• _Stated problem_
Retype the material in full, keeping every word the same.

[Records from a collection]
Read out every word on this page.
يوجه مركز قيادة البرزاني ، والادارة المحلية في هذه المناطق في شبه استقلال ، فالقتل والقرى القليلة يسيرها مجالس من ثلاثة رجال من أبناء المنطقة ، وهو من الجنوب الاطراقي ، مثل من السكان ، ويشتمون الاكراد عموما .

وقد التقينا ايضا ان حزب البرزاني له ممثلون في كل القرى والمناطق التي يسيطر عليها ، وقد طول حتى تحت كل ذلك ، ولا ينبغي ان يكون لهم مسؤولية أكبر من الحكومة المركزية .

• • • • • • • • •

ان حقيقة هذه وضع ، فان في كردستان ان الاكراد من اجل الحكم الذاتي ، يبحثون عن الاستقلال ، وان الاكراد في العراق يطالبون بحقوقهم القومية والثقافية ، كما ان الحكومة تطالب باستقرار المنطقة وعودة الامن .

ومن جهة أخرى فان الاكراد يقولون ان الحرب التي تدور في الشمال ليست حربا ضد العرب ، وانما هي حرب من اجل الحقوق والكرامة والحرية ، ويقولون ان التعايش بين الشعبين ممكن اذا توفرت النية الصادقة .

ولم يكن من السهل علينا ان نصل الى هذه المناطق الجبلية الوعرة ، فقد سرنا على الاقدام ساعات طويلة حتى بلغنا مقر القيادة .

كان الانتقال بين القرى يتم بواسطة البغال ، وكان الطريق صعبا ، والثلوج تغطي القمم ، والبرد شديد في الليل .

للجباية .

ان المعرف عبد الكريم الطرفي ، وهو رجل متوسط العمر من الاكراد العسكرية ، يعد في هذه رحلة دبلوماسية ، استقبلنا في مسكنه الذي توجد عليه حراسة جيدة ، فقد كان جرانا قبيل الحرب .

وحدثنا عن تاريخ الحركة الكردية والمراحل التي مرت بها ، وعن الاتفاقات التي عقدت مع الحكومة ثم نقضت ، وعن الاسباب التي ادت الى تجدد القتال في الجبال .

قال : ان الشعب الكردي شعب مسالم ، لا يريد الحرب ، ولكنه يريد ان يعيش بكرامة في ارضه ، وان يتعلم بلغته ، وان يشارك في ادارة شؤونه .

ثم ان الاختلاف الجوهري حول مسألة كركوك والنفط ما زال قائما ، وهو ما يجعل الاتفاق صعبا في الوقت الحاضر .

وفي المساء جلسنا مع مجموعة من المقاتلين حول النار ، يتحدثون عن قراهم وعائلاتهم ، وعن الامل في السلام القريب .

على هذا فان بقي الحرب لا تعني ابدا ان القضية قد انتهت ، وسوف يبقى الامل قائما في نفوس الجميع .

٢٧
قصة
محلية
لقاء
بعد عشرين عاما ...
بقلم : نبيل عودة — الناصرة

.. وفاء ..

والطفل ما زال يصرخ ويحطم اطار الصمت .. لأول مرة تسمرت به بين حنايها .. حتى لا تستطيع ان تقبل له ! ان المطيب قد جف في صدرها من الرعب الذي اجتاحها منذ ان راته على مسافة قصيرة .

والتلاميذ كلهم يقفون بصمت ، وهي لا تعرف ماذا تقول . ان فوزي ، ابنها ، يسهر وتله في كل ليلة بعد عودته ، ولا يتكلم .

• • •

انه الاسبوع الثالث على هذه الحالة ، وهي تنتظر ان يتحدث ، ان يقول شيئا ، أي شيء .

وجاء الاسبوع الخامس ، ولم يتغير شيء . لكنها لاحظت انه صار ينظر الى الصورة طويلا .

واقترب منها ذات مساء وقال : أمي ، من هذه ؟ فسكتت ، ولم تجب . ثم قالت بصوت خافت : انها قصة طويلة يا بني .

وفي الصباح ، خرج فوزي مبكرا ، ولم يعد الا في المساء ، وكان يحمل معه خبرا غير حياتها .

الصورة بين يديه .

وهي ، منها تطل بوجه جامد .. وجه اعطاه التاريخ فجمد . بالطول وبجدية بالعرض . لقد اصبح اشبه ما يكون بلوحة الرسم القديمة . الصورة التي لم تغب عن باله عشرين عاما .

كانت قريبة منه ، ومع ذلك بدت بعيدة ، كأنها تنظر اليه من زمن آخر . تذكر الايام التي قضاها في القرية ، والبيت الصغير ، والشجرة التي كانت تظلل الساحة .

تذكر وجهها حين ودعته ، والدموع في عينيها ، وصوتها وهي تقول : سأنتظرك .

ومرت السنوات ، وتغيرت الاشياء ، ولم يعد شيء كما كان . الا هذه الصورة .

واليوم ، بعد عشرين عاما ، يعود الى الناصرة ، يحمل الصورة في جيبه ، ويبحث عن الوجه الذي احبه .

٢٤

• _Exercise solution_
Read out every word on this page.
يوجه مركز قيادة البرزاني ، والادارة المحلية في هذه المناطق في شبه استقلال ، فالقتل والقرى القليلة يسيرها مجالس من ثلاثة رجال من أبناء المنطقة ، وهو من الجنوب الاطراقي ، مثل من السكان ، ويشتمون الاكراد عموما .

وقد التقينا ايضا ان حزب البرزاني له ممثلون في كل القرى والمناطق التي يسيطر عليها ، وقد طول حتى تحت كل ذلك ، ولا ينبغي ان يكون لهم مسؤولية أكبر من الحكومة المركزية .

• • • • • • • • •

ان حقيقة هذه وضع ، فان في كردستان ان الاكراد من اجل الحكم الذاتي ، يبحثون عن الاستقلال ، وان الاكراد في العراق يطالبون بحقوقهم القومية والثقافية ، كما ان الحكومة تطالب باستقرار المنطقة وعودة الامن .

ومن جهة أخرى فان الاكراد يقولون ان الحرب التي تدور في الشمال ليست حربا ضد العرب ، وانما هي حرب من اجل الحقوق والكرامة والحرية ، ويقولون ان التعايش بين الشعبين ممكن اذا توفرت النية الصادقة .

ولم يكن من السهل علينا ان نصل الى هذه المناطق الجبلية الوعرة ، فقد سرنا على الاقدام ساعات طويلة حتى بلغنا مقر القيادة .

كان الانتقال بين القرى يتم بواسطة البغال ، وكان الطريق صعبا ، والثلوج تغطي القمم ، والبرد شديد في الليل .

للجباية .

ان المعرف عبد الكريم الطرفي ، وهو رجل متوسط العمر من الاكراد العسكرية ، يعد في هذه رحلة دبلوماسية ، استقبلنا في مسكنه الذي توجد عليه حراسة جيدة ، فقد كان جرانا قبيل الحرب .

وحدثنا عن تاريخ الحركة الكردية والمراحل التي مرت بها ، وعن الاتفاقات التي عقدت مع الحكومة ثم نقضت ، وعن الاسباب التي ادت الى تجدد القتال في الجبال .

قال : ان الشعب الكردي شعب مسالم ، لا يريد الحرب ، ولكنه يريد ان يعيش بكرامة في ارضه ، وان يتعلم بلغته ، وان يشارك في ادارة شؤونه .

ثم ان الاختلاف الجوهري حول مسألة كركوك والنفط ما زال قائما ، وهو ما يجعل الاتفاق صعبا في الوقت الحاضر .

وفي المساء جلسنا مع مجموعة من المقاتلين حول النار ، يتحدثون عن قراهم وعائلاتهم ، وعن الامل في السلام القريب .

على هذا فان بقي الحرب لا تعني ابدا ان القضية قد انتهت ، وسوف يبقى الامل قائما في نفوس الجميع .

٢٧
قصة
محلية
لقاء
بعد عشرين عاما ...
بقلم : نبيل عودة — الناصرة

.. وفاء ..

والطفل ما زال يصرخ ويحطم اطار الصمت .. لأول مرة تسمرت به بين حنايها .. حتى لا تستطيع ان تقبل له ! ان المطيب قد جف في صدرها من الرعب الذي اجتاحها منذ ان راته على مسافة قصيرة .

والتلاميذ كلهم يقفون بصمت ، وهي لا تعرف ماذا تقول . ان فوزي ، ابنها ، يسهر وتله في كل ليلة بعد عودته ، ولا يتكلم .

• • •

انه الاسبوع الثالث على هذه الحالة ، وهي تنتظر ان يتحدث ، ان يقول شيئا ، أي شيء .

وجاء الاسبوع الخامس ، ولم يتغير شيء . لكنها لاحظت انه صار ينظر الى الصورة طويلا .

واقترب منها ذات مساء وقال : أمي ، من هذه ؟ فسكتت ، ولم تجب . ثم قالت بصوت خافت : انها قصة طويلة يا بني .

وفي الصباح ، خرج فوزي مبكرا ، ولم يعد الا في المساء ، وكان يحمل معه خبرا غير حياتها .

الصورة بين يديه .

وهي ، منها تطل بوجه جامد .. وجه اعطاه التاريخ فجمد . بالطول وبجدية بالعرض . لقد اصبح اشبه ما يكون بلوحة الرسم القديمة . الصورة التي لم تغب عن باله عشرين عاما .

كانت قريبة منه ، ومع ذلك بدت بعيدة ، كأنها تنظر اليه من زمن آخر . تذكر الايام التي قضاها في القرية ، والبيت الصغير ، والشجرة التي كانت تظلل الساحة .

تذكر وجهها حين ودعته ، والدموع في عينيها ، وصوتها وهي تقول : سأنتظرك .

ومرت السنوات ، وتغيرت الاشياء ، ولم يعد شيء كما كان . الا هذه الصورة .

واليوم ، بعد عشرين عاما ، يعود الى الناصرة ، يحمل الصورة في جيبه ، ويبحث عن الوجه الذي احبه .

٢٤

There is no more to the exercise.